_SHORT EXERCISE_. Reproduce all the records below with every "data-label" changed to "value-label" and nothing else altered. Omit the pictures.

_MATERIAL FOR THIS TASK_.
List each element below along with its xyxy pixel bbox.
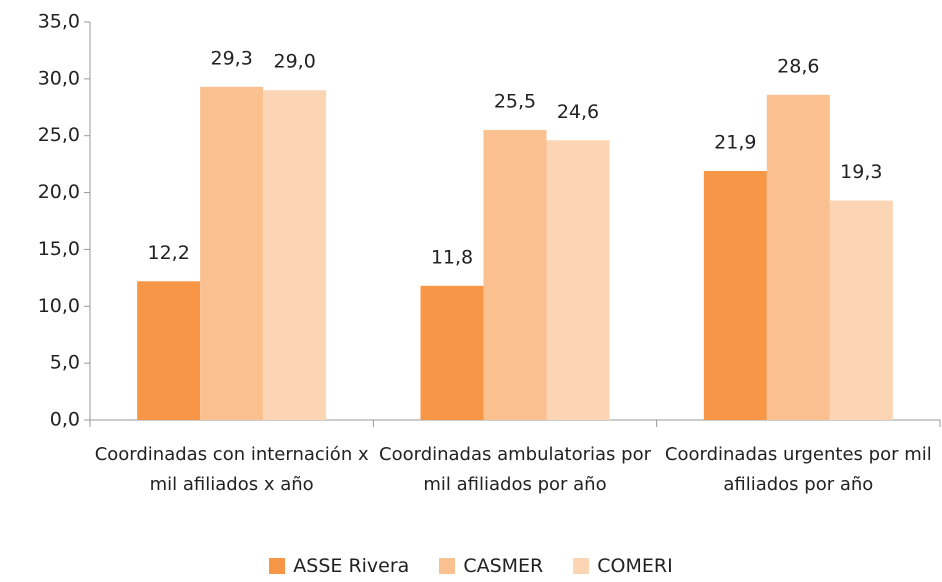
y-tick-label: 15,0 <box>38 238 80 260</box>
bar <box>546 140 610 420</box>
y-tick-label: 5,0 <box>50 352 80 374</box>
data-label: 24,6 <box>557 101 599 123</box>
data-label: 21,9 <box>714 131 756 153</box>
y-tick-label: 30,0 <box>38 67 80 89</box>
x-tick-label: Coordinadas urgentes por mil afiliados p… <box>664 444 932 495</box>
data-label: 19,3 <box>840 161 882 183</box>
data-label: 29,3 <box>211 47 253 69</box>
data-label: 28,6 <box>777 55 819 77</box>
legend-swatch <box>269 558 286 574</box>
x-tick-label: Coordinadas con internación x mil afilia… <box>94 444 369 495</box>
y-tick-label: 0,0 <box>50 409 80 431</box>
y-tick-label: 10,0 <box>38 295 80 317</box>
legend-label: CASMER <box>463 555 544 577</box>
x-tick-label: Coordinadas ambulatorias por mil afiliad… <box>379 444 651 495</box>
legend-item: COMERI <box>573 555 673 577</box>
legend-swatch <box>439 558 456 574</box>
y-tick-label: 35,0 <box>38 11 80 33</box>
bar <box>766 94 830 420</box>
data-label: 25,5 <box>494 91 536 113</box>
bar <box>263 90 327 420</box>
legend-swatch <box>573 558 590 574</box>
data-label: 11,8 <box>431 246 473 268</box>
legend-item: CASMER <box>439 555 543 577</box>
bar <box>420 285 484 420</box>
bar <box>703 170 767 420</box>
data-label: 12,2 <box>148 242 190 264</box>
bar <box>200 86 264 421</box>
bar <box>137 281 201 420</box>
data-label: 29,0 <box>274 51 316 73</box>
bar <box>483 130 547 420</box>
legend-item: ASSE Rivera <box>269 555 409 577</box>
y-tick-label: 20,0 <box>38 181 80 203</box>
legend-label: COMERI <box>597 555 673 577</box>
legend: ASSE Rivera CASMER COMERI <box>0 555 942 577</box>
bar <box>829 200 893 420</box>
legend-label: ASSE Rivera <box>293 555 410 577</box>
plot: 0,0 5,0 10,0 15,0 20,0 25,0 30,0 35,0 12,2 29,3 29… <box>38 11 941 431</box>
y-tick-label: 25,0 <box>38 124 80 146</box>
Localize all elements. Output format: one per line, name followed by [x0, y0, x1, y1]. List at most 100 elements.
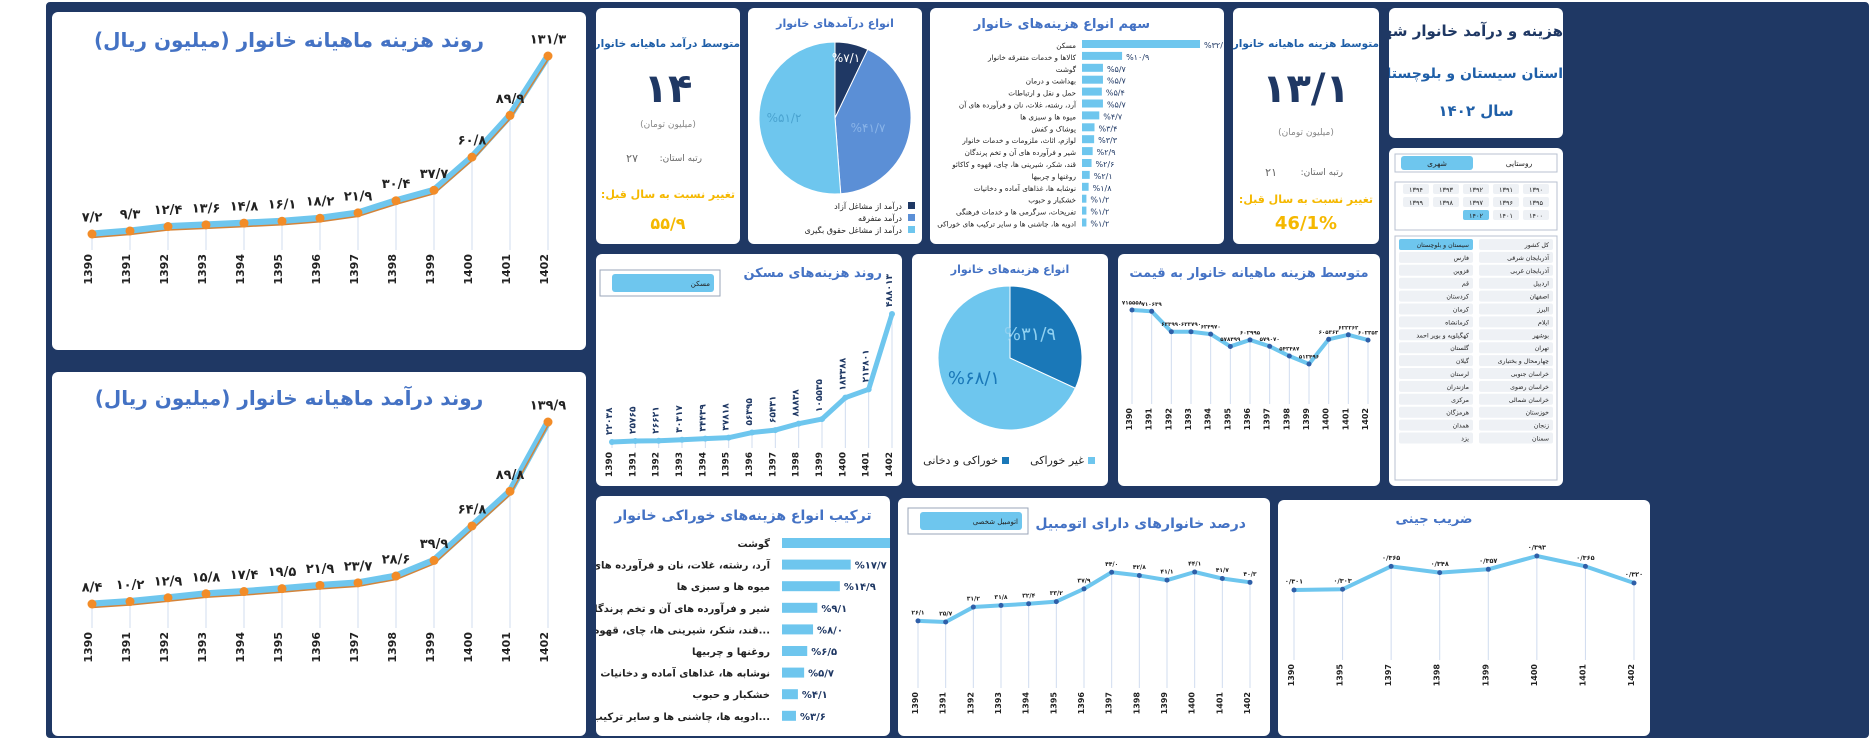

_ANSWER TO THIS TASK_.
List each element below along with its xyxy pixel bbox.
y-tick-label: 15,0 <box>38 238 80 260</box>
bar <box>546 140 610 420</box>
y-tick-label: 5,0 <box>50 352 80 374</box>
value-label: 24,6 <box>557 101 599 123</box>
value-label: 21,9 <box>714 131 756 153</box>
y-tick-label: 30,0 <box>38 67 80 89</box>
x-tick-label: Coordinadas urgentes por mil afiliados p… <box>664 444 932 495</box>
value-label: 19,3 <box>840 161 882 183</box>
value-label: 29,3 <box>211 47 253 69</box>
value-label: 28,6 <box>777 55 819 77</box>
legend-swatch <box>269 558 286 574</box>
x-tick-label: Coordinadas con internación x mil afilia… <box>94 444 369 495</box>
y-tick-label: 0,0 <box>50 409 80 431</box>
y-tick-label: 10,0 <box>38 295 80 317</box>
legend-label: CASMER <box>463 555 544 577</box>
x-tick-label: Coordinadas ambulatorias por mil afiliad… <box>379 444 651 495</box>
legend-item: COMERI <box>573 555 673 577</box>
legend-swatch <box>439 558 456 574</box>
y-tick-label: 35,0 <box>38 11 80 33</box>
bar <box>766 94 830 420</box>
value-label: 25,5 <box>494 91 536 113</box>
bar <box>263 90 327 420</box>
legend-swatch <box>573 558 590 574</box>
value-label: 11,8 <box>431 246 473 268</box>
legend-item: CASMER <box>439 555 543 577</box>
bar <box>420 285 484 420</box>
bar <box>703 170 767 420</box>
value-label: 12,2 <box>148 242 190 264</box>
bar <box>200 86 264 421</box>
bar <box>137 281 201 420</box>
value-label: 29,0 <box>274 51 316 73</box>
bar <box>483 130 547 420</box>
legend-item: ASSE Rivera <box>269 555 409 577</box>
y-tick-label: 20,0 <box>38 181 80 203</box>
legend-label: COMERI <box>597 555 673 577</box>
legend: ASSE Rivera CASMER COMERI <box>0 555 942 577</box>
bar <box>829 200 893 420</box>
legend-label: ASSE Rivera <box>293 555 410 577</box>
plot: 0,0 5,0 10,0 15,0 20,0 25,0 30,0 35,0 12,2 29,3 29… <box>38 11 941 431</box>
y-tick-label: 25,0 <box>38 124 80 146</box>
Localize all elements. Output format: one per line, name followed by [x0, y0, x1, y1]. List at most 100 elements.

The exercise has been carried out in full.